# Provided data start
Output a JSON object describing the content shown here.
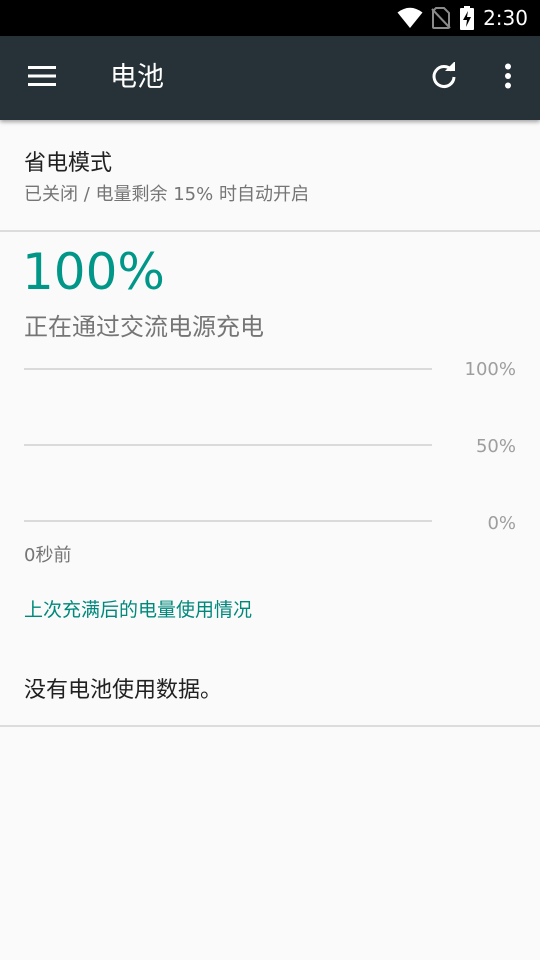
{
  "status_bar": {
    "time": "2:30",
    "icons": [
      "wifi-icon",
      "no-sim-icon",
      "battery-charging-icon"
    ]
  },
  "app_bar": {
    "title": "电池",
    "menu_icon": "menu-icon",
    "refresh_icon": "refresh-icon",
    "overflow_icon": "more-vert-icon"
  },
  "battery_saver": {
    "title": "省电模式",
    "summary": "已关闭 / 电量剩余 15% 时自动开启"
  },
  "battery": {
    "level": "100%",
    "status": "正在通过交流电源充电"
  },
  "chart": {
    "y_labels": [
      "100%",
      "50%",
      "0%"
    ],
    "time_label": "0秒前"
  },
  "usage": {
    "link": "上次充满后的电量使用情况",
    "empty": "没有电池使用数据。"
  },
  "colors": {
    "accent": "#009688",
    "app_bar": "#263238",
    "status_bar": "#000000",
    "background": "#fafafa"
  }
}
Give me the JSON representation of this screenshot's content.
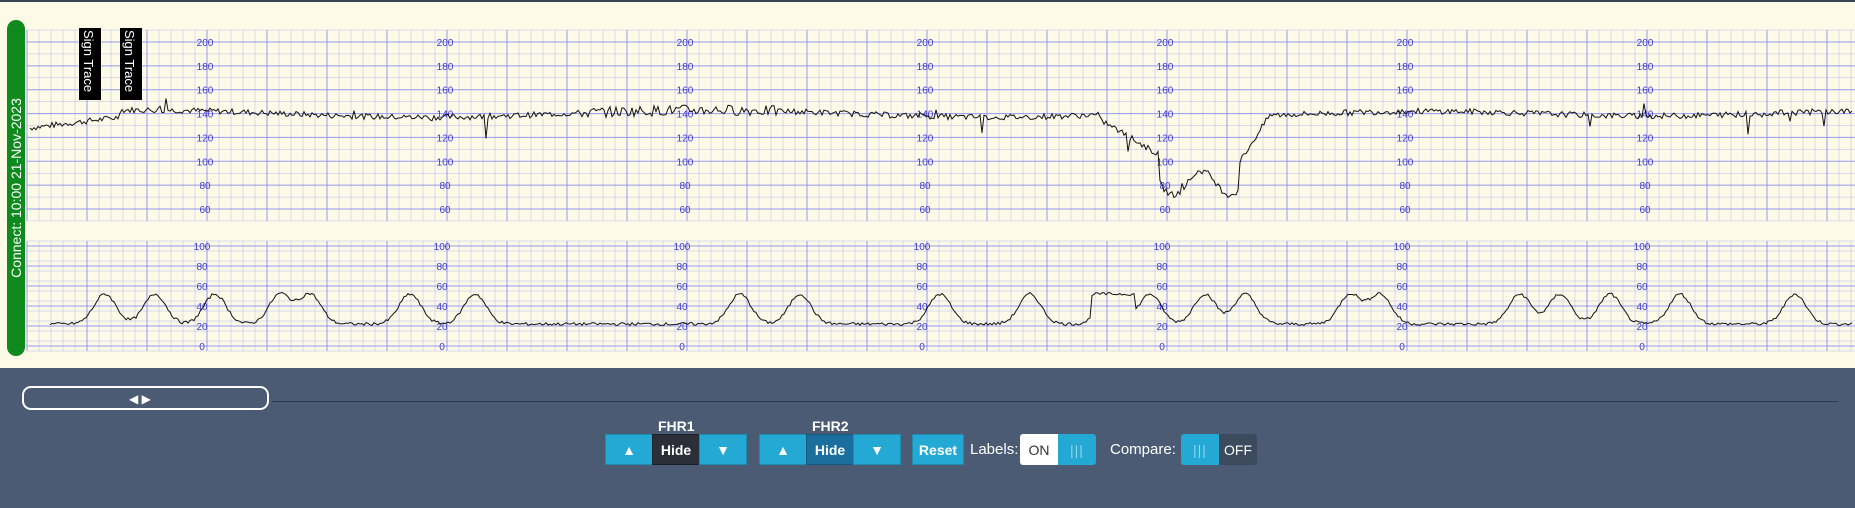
{
  "strip": {
    "connect_label": "Connect: 10:00 21-Nov-2023",
    "sign_trace_labels": [
      "Sign Trace",
      "Sign Trace"
    ],
    "fhr_scale": [
      "200",
      "180",
      "160",
      "140",
      "120",
      "100",
      "80",
      "60"
    ],
    "toco_scale": [
      "100",
      "80",
      "60",
      "40",
      "20",
      "0"
    ]
  },
  "controls": {
    "fhr1": {
      "title": "FHR1",
      "up": "▲",
      "hide": "Hide",
      "down": "▼"
    },
    "fhr2": {
      "title": "FHR2",
      "up": "▲",
      "hide": "Hide",
      "down": "▼"
    },
    "reset": "Reset",
    "labels": {
      "label": "Labels:",
      "state": "ON",
      "knob": "|||"
    },
    "compare": {
      "label": "Compare:",
      "state": "OFF",
      "knob": "|||"
    },
    "scroll_arrows": "◀ ▶"
  },
  "colors": {
    "paper": "#fdfbe8",
    "grid": "#8e8ef0",
    "accent": "#23a9d3",
    "connect": "#0f8a1c"
  }
}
# Provided data end
> **What you should do**: Scan the listing above. Collect all lines with the word "JSON".

> **Result of the exercise**:
Output a JSON object describing the content shown here.
Give me the JSON representation of this screenshot's content.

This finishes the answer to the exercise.